La «pilule» est une nanosphère de fer et cobalt recouverte de graphite, pour résister au milieu physiologique. On y place le médicament et on la guide avec un champ magnétique. On a ainsi réussi à faire circuler ce nanorobot dans divers animaux vivants. Sylvain Martel croit que des interventions sur les humains se feront dans quelques années.

Photo École polytechnique de Montréal

Des vaccins à base de tabac

Medicago, une société de Québec, est capable de convaincre un plant de tabac de produire des bouts de protéines qu'elle utilise ensuite pour en faire des vaccins. L'entreprise induit cette production massive chez des plantes adultes et obtient la base du vaccin en seulement deux semaines.

Le tout se fait grâce à deux innovations audacieuses. La première est une «cassette d'expression» qu'on introduit dans les plants et qui les fait produire, pour quelques jours, la protéine désirée. La seconde est un faux virus, microscopique capsule de matériel biologique. Les protéines jumelles de celles du virus sont placées sur la capsule et voilà le vaccin.

«Nous démarrons la production aux États-Unis au milieu 2012, confirme Pierre Labbé, chef de la direction financière de Medicago. On nous a commandé 10 millions de doses pour commencer.» On est prié de ne pas fumer son vaccin.

==========

* [EXERCICE]:
D'après le texte de la page, en combien de temps Medicago obtient-elle la base du vaccin ?

==========

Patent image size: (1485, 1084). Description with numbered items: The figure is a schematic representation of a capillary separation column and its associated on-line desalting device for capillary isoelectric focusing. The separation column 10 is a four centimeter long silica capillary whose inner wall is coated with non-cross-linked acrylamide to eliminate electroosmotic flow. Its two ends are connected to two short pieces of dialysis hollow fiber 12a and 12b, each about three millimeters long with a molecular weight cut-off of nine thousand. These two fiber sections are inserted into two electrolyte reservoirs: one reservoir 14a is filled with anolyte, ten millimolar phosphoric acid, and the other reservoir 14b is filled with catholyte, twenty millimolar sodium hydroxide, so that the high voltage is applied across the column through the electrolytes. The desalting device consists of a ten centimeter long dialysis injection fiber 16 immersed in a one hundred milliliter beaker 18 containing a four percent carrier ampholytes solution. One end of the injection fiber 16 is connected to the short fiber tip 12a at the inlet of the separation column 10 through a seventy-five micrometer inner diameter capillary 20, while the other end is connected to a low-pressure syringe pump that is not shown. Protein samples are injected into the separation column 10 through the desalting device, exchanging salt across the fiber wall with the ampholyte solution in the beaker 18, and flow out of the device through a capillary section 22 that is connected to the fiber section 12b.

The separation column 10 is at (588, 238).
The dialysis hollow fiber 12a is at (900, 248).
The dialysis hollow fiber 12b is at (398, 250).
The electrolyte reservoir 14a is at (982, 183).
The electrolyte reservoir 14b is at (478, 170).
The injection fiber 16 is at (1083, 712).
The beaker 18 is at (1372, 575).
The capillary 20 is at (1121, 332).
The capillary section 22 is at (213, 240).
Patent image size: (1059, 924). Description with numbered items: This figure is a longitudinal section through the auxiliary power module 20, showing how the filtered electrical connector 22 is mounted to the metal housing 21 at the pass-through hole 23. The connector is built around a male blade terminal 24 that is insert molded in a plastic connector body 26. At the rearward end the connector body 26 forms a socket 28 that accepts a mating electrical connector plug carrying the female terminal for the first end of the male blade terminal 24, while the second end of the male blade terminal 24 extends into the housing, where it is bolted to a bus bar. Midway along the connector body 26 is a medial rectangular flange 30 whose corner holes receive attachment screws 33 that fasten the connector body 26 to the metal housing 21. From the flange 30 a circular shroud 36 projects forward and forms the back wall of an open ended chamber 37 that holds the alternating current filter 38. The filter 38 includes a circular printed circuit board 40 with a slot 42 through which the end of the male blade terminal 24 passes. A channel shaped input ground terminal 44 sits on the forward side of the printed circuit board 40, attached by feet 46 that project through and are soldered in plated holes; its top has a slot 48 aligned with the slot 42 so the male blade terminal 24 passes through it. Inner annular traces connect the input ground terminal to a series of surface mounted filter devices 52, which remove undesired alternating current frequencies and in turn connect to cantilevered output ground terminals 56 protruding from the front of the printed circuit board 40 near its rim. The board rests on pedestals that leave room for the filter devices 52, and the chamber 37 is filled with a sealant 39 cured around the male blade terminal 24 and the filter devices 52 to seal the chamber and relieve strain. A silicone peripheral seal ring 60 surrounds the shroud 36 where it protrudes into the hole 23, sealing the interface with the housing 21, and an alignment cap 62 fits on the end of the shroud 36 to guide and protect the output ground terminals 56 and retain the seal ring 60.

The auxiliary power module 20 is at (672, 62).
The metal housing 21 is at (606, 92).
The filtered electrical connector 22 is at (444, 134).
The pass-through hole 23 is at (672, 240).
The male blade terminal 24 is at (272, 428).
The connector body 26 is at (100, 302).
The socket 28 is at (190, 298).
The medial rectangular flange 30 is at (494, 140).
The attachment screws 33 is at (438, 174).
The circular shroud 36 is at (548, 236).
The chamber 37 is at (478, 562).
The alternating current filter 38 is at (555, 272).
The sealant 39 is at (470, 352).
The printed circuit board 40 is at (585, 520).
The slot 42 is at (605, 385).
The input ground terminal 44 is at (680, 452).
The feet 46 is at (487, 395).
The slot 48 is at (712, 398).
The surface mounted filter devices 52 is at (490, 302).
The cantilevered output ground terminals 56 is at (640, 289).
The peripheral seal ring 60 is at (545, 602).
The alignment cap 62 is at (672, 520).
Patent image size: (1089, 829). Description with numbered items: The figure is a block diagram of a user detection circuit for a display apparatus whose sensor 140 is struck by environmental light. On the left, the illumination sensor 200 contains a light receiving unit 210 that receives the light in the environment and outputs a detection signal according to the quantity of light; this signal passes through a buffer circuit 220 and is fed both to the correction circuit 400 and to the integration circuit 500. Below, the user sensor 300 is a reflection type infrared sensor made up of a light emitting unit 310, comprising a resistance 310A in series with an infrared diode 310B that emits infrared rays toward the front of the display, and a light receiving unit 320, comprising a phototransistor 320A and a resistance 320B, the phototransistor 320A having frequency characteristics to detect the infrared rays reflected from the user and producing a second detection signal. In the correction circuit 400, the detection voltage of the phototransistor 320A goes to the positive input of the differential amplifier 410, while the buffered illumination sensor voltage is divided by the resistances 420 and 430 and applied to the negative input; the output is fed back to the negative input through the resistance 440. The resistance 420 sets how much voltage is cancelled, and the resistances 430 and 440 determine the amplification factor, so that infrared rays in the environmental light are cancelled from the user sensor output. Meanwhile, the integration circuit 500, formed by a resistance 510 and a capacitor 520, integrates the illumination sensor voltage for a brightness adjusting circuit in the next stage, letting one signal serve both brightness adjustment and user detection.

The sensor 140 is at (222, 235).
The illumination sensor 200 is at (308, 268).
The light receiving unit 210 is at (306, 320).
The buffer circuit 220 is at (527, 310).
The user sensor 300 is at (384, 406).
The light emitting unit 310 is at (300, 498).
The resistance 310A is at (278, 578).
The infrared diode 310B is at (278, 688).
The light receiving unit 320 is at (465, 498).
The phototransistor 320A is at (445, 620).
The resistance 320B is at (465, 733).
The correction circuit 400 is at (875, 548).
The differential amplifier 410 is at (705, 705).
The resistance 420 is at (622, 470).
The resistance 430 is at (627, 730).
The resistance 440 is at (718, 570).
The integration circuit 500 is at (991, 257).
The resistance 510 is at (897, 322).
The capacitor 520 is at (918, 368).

==========

* [RÉPONSE ATTENDUE]:
En seulement deux semaines.